STATED EXERCISE: Spot each line in the records below where the word "values" occurs, then copy it.

[Stored entries]
________

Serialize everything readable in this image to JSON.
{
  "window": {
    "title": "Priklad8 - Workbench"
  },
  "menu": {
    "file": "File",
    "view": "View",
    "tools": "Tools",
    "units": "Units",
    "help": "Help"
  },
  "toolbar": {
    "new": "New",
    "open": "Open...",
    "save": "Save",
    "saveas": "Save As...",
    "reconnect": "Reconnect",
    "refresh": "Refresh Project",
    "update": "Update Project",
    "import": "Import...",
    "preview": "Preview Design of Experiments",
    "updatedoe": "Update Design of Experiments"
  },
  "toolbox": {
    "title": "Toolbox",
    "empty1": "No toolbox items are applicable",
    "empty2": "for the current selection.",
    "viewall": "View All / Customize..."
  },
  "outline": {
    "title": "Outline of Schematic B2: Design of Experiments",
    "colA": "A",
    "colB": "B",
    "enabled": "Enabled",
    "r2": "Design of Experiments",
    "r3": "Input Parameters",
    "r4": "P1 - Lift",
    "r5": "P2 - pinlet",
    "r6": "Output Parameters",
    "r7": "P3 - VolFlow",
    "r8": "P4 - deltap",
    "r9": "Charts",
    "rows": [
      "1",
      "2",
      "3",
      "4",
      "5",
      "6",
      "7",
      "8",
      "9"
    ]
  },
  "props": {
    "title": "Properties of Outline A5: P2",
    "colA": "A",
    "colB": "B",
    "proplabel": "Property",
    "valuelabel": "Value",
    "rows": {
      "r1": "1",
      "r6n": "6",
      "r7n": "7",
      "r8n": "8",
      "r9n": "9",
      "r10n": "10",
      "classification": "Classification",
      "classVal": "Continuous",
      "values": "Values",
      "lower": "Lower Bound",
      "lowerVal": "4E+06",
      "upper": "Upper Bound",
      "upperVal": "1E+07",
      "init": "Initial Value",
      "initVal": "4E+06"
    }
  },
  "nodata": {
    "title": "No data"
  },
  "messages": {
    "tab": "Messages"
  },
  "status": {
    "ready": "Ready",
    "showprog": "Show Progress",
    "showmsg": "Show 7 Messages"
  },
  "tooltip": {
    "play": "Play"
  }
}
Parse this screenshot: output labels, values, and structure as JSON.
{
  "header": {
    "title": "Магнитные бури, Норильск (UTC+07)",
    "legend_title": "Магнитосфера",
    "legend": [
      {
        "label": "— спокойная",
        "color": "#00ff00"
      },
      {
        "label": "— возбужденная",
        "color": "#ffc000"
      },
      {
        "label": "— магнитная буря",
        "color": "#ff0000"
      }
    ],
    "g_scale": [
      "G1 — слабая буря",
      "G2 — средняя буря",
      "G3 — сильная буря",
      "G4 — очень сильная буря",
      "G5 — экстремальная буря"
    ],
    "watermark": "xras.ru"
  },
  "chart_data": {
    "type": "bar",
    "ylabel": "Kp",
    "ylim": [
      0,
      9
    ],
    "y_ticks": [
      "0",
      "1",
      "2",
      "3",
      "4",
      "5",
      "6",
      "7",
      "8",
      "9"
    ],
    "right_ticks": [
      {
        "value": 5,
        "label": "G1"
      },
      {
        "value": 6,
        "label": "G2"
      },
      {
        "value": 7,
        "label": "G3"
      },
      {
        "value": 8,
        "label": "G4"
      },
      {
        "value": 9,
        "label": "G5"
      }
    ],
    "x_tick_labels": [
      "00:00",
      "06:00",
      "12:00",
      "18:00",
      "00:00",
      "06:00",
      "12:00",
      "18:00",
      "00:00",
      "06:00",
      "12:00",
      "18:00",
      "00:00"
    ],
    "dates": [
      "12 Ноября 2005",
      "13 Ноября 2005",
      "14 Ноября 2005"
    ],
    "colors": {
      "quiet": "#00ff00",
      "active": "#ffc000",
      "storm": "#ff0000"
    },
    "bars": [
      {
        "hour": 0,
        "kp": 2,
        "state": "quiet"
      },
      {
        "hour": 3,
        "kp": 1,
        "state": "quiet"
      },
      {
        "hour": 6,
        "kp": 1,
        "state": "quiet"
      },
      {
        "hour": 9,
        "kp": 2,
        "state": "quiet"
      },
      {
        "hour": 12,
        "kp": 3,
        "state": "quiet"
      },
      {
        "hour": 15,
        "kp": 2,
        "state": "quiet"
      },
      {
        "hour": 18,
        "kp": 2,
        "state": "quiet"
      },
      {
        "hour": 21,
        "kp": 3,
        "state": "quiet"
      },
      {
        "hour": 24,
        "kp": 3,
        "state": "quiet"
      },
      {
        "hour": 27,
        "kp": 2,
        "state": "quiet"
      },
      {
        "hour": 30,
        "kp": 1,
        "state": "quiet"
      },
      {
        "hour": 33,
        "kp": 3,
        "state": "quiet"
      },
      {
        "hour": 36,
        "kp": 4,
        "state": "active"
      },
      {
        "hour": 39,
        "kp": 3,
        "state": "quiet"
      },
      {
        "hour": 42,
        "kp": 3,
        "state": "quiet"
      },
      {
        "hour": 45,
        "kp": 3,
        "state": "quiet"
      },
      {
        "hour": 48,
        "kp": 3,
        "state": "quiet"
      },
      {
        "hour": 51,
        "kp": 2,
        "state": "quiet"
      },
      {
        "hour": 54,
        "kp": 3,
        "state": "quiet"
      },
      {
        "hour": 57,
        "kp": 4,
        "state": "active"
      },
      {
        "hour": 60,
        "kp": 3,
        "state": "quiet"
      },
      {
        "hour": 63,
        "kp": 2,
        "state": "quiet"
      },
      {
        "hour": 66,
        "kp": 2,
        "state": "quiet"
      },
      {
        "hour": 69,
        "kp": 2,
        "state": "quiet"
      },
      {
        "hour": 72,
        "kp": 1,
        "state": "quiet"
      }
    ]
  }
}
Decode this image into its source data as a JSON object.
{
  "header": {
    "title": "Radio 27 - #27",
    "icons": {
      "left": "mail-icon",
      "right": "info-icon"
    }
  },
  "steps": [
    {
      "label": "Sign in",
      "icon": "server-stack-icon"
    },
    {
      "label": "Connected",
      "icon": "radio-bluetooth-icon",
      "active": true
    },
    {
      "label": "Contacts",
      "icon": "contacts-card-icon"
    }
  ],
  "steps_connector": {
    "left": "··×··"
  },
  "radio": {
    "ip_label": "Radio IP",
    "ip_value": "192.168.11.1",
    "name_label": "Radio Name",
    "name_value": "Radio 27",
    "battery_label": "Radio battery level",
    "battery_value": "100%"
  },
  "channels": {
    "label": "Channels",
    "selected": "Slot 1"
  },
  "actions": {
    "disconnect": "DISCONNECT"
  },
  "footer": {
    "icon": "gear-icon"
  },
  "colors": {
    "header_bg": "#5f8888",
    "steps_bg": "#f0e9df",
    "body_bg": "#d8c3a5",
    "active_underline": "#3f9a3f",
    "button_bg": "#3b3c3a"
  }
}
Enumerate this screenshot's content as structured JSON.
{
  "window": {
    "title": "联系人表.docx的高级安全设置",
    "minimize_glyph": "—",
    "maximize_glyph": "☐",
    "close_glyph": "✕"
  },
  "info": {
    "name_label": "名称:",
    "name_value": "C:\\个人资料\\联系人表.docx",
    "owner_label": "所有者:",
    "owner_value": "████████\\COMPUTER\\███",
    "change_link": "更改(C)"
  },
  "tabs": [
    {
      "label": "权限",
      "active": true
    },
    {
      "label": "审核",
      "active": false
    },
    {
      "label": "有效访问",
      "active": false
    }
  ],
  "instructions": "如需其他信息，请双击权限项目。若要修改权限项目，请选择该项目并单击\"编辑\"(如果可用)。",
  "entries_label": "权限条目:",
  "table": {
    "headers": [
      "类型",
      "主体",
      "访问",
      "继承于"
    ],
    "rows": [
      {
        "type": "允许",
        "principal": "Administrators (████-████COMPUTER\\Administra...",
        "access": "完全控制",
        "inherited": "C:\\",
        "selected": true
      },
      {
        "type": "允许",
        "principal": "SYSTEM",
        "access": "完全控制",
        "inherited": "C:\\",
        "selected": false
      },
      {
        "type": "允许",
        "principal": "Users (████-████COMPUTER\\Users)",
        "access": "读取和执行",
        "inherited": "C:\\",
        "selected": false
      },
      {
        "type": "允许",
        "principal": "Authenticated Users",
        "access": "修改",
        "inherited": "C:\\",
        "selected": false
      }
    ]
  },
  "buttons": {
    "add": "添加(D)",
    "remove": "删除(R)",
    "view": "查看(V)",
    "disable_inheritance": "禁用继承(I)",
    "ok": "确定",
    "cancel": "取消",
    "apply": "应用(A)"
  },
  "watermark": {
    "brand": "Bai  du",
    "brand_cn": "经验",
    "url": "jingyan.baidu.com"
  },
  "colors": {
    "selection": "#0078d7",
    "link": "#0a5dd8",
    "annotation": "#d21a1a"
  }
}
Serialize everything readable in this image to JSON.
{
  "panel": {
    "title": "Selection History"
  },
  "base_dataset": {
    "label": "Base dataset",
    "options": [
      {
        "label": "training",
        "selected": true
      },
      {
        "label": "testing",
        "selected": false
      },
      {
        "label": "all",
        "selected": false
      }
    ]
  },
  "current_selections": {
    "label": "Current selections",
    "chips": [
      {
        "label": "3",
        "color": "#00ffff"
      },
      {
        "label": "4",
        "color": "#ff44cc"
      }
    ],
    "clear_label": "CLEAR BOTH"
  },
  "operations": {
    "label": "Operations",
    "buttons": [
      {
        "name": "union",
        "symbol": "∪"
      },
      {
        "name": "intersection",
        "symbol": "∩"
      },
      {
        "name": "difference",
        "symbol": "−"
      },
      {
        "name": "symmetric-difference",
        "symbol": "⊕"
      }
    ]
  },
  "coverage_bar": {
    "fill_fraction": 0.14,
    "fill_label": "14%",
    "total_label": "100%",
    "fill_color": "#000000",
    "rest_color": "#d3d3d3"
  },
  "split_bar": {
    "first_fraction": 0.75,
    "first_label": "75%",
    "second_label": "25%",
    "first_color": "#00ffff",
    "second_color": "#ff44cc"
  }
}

________

IN RESPONSE:
      "values": "Values",
Parse this screenshot: output labels, values, and structure as JSON.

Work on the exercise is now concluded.